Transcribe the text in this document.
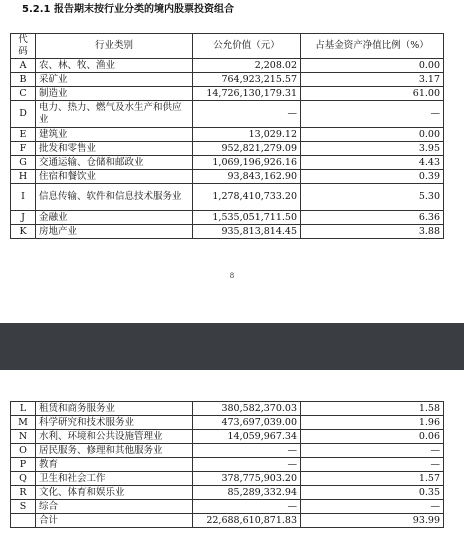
5.2.1 报告期末按行业分类的境内股票投资组合
代码	行业类别	公允价值（元）	占基金资产净值比例（%）
A	农、林、牧、渔业	2,208.02	0.00
B	采矿业	764,923,215.57	3.17
C	制造业	14,726,130,179.31	61.00
D	电力、热力、燃气及水生产和供应业	—	—
E	建筑业	13,029.12	0.00
F	批发和零售业	952,821,279.09	3.95
G	交通运输、仓储和邮政业	1,069,196,926.16	4.43
H	住宿和餐饮业	93,843,162.90	0.39
I	信息传输、软件和信息技术服务业	1,278,410,733.20	5.30
J	金融业	1,535,051,711.50	6.36
K	房地产业	935,813,814.45	3.88
8
L	租赁和商务服务业	380,582,370.03	1.58
M	科学研究和技术服务业	473,697,039.00	1.96
N	水利、环境和公共设施管理业	14,059,967.34	0.06
O	居民服务、修理和其他服务业	—	—
P	教育	—	—
Q	卫生和社会工作	378,775,903.20	1.57
R	文化、体育和娱乐业	85,289,332.94	0.35
S	综合	—	—
	合计	22,688,610,871.83	93.99
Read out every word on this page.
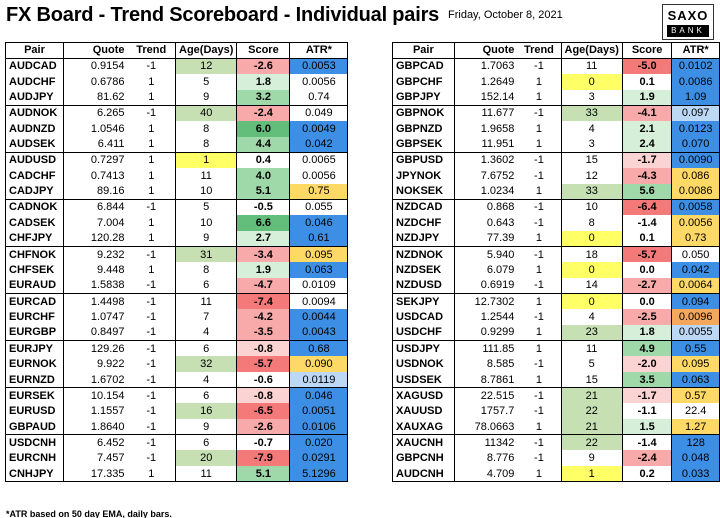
FX Board - Trend Scoreboard - Individual pairs Friday, October 8, 2021	SAXO
BANK
Pair	Quote	Trend	Age(Days)	Score	ATR*
AUDCAD	0.9154	-1	12	-2.6	0.0053
AUDCHF	0.6786	1	5	1.8	0.0056
AUDJPY	81.62	1	9	3.2	0.74
AUDNOK	6.265	-1	40	-2.4	0.049
AUDNZD	1.0546	1	8	6.0	0.0049
AUDSEK	6.411	1	8	4.4	0.042
AUDUSD	0.7297	1	1	0.4	0.0065
CADCHF	0.7413	1	11	4.0	0.0056
CADJPY	89.16	1	10	5.1	0.75
CADNOK	6.844	-1	5	-0.5	0.055
CADSEK	7.004	1	10	6.6	0.046
CHFJPY	120.28	1	9	2.7	0.61
CHFNOK	9.232	-1	31	-3.4	0.095
CHFSEK	9.448	1	8	1.9	0.063
EURAUD	1.5838	-1	6	-4.7	0.0109
EURCAD	1.4498	-1	11	-7.4	0.0094
EURCHF	1.0747	-1	7	-4.2	0.0044
EURGBP	0.8497	-1	4	-3.5	0.0043
EURJPY	129.26	-1	6	-0.8	0.68
EURNOK	9.922	-1	32	-5.7	0.090
EURNZD	1.6702	-1	4	-0.6	0.0119
EURSEK	10.154	-1	6	-0.8	0.046
EURUSD	1.1557	-1	16	-6.5	0.0051
GBPAUD	1.8640	-1	9	-2.6	0.0106
USDCNH	6.452	-1	6	-0.7	0.020
EURCNH	7.457	-1	20	-7.9	0.0291
CNHJPY	17.335	1	11	5.1	5.1296
Pair	Quote	Trend	Age(Days)	Score	ATR*
GBPCAD	1.7063	-1	11	-5.0	0.0102
GBPCHF	1.2649	1	0	0.1	0.0086
GBPJPY	152.14	1	3	1.9	1.09
GBPNOK	11.677	-1	33	-4.1	0.097
GBPNZD	1.9658	1	4	2.1	0.0123
GBPSEK	11.951	1	3	2.4	0.070
GBPUSD	1.3602	-1	15	-1.7	0.0090
JPYNOK	7.6752	-1	12	-4.3	0.086
NOKSEK	1.0234	1	33	5.6	0.0086
NZDCAD	0.868	-1	10	-6.4	0.0058
NZDCHF	0.643	-1	8	-1.4	0.0056
NZDJPY	77.39	1	0	0.1	0.73
NZDNOK	5.940	-1	18	-5.7	0.050
NZDSEK	6.079	1	0	0.0	0.042
NZDUSD	0.6919	-1	14	-2.7	0.0064
SEKJPY	12.7302	1	0	0.0	0.094
USDCAD	1.2544	-1	4	-2.5	0.0096
USDCHF	0.9299	1	23	1.8	0.0055
USDJPY	111.85	1	11	4.9	0.55
USDNOK	8.585	-1	5	-2.0	0.095
USDSEK	8.7861	1	15	3.5	0.063
XAGUSD	22.515	-1	21	-1.7	0.57
XAUUSD	1757.7	-1	22	-1.1	22.4
XAUXAG	78.0663	1	21	1.5	1.27
XAUCNH	11342	-1	22	-1.4	128
GBPCNH	8.776	-1	9	-2.4	0.048
AUDCNH	4.709	1	1	0.2	0.033
*ATR based on 50 day EMA, daily bars.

● ● ● ●

Description of the task: Exclude the pictures and repeat every other part of the records word for word.

Problem solution:
Transcribe the text in this document.
5.2.1 报告期末按行业分类的境内股票投资组合
代码	行业类别	公允价值（元）	占基金资产净值比例（%）
A	农、林、牧、渔业	2,208.02	0.00
B	采矿业	764,923,215.57	3.17
C	制造业	14,726,130,179.31	61.00
D	电力、热力、燃气及水生产和供应业	—	—
E	建筑业	13,029.12	0.00
F	批发和零售业	952,821,279.09	3.95
G	交通运输、仓储和邮政业	1,069,196,926.16	4.43
H	住宿和餐饮业	93,843,162.90	0.39
I	信息传输、软件和信息技术服务业	1,278,410,733.20	5.30
J	金融业	1,535,051,711.50	6.36
K	房地产业	935,813,814.45	3.88
8
L	租赁和商务服务业	380,582,370.03	1.58
M	科学研究和技术服务业	473,697,039.00	1.96
N	水利、环境和公共设施管理业	14,059,967.34	0.06
O	居民服务、修理和其他服务业	—	—
P	教育	—	—
Q	卫生和社会工作	378,775,903.20	1.57
R	文化、体育和娱乐业	85,289,332.94	0.35
S	综合	—	—
	合计	22,688,610,871.83	93.99
Read out every word on this page.
FX Board - Trend Scoreboard - Individual pairs Friday, October 8, 2021	SAXO
BANK
Pair	Quote	Trend	Age(Days)	Score	ATR*
AUDCAD	0.9154	-1	12	-2.6	0.0053
AUDCHF	0.6786	1	5	1.8	0.0056
AUDJPY	81.62	1	9	3.2	0.74
AUDNOK	6.265	-1	40	-2.4	0.049
AUDNZD	1.0546	1	8	6.0	0.0049
AUDSEK	6.411	1	8	4.4	0.042
AUDUSD	0.7297	1	1	0.4	0.0065
CADCHF	0.7413	1	11	4.0	0.0056
CADJPY	89.16	1	10	5.1	0.75
CADNOK	6.844	-1	5	-0.5	0.055
CADSEK	7.004	1	10	6.6	0.046
CHFJPY	120.28	1	9	2.7	0.61
CHFNOK	9.232	-1	31	-3.4	0.095
CHFSEK	9.448	1	8	1.9	0.063
EURAUD	1.5838	-1	6	-4.7	0.0109
EURCAD	1.4498	-1	11	-7.4	0.0094
EURCHF	1.0747	-1	7	-4.2	0.0044
EURGBP	0.8497	-1	4	-3.5	0.0043
EURJPY	129.26	-1	6	-0.8	0.68
EURNOK	9.922	-1	32	-5.7	0.090
EURNZD	1.6702	-1	4	-0.6	0.0119
EURSEK	10.154	-1	6	-0.8	0.046
EURUSD	1.1557	-1	16	-6.5	0.0051
GBPAUD	1.8640	-1	9	-2.6	0.0106
USDCNH	6.452	-1	6	-0.7	0.020
EURCNH	7.457	-1	20	-7.9	0.0291
CNHJPY	17.335	1	11	5.1	5.1296
Pair	Quote	Trend	Age(Days)	Score	ATR*
GBPCAD	1.7063	-1	11	-5.0	0.0102
GBPCHF	1.2649	1	0	0.1	0.0086
GBPJPY	152.14	1	3	1.9	1.09
GBPNOK	11.677	-1	33	-4.1	0.097
GBPNZD	1.9658	1	4	2.1	0.0123
GBPSEK	11.951	1	3	2.4	0.070
GBPUSD	1.3602	-1	15	-1.7	0.0090
JPYNOK	7.6752	-1	12	-4.3	0.086
NOKSEK	1.0234	1	33	5.6	0.0086
NZDCAD	0.868	-1	10	-6.4	0.0058
NZDCHF	0.643	-1	8	-1.4	0.0056
NZDJPY	77.39	1	0	0.1	0.73
NZDNOK	5.940	-1	18	-5.7	0.050
NZDSEK	6.079	1	0	0.0	0.042
NZDUSD	0.6919	-1	14	-2.7	0.0064
SEKJPY	12.7302	1	0	0.0	0.094
USDCAD	1.2544	-1	4	-2.5	0.0096
USDCHF	0.9299	1	23	1.8	0.0055
USDJPY	111.85	1	11	4.9	0.55
USDNOK	8.585	-1	5	-2.0	0.095
USDSEK	8.7861	1	15	3.5	0.063
XAGUSD	22.515	-1	21	-1.7	0.57
XAUUSD	1757.7	-1	22	-1.1	22.4
XAUXAG	78.0663	1	21	1.5	1.27
XAUCNH	11342	-1	22	-1.4	128
GBPCNH	8.776	-1	9	-2.4	0.048
AUDCNH	4.709	1	1	0.2	0.033
*ATR based on 50 day EMA, daily bars.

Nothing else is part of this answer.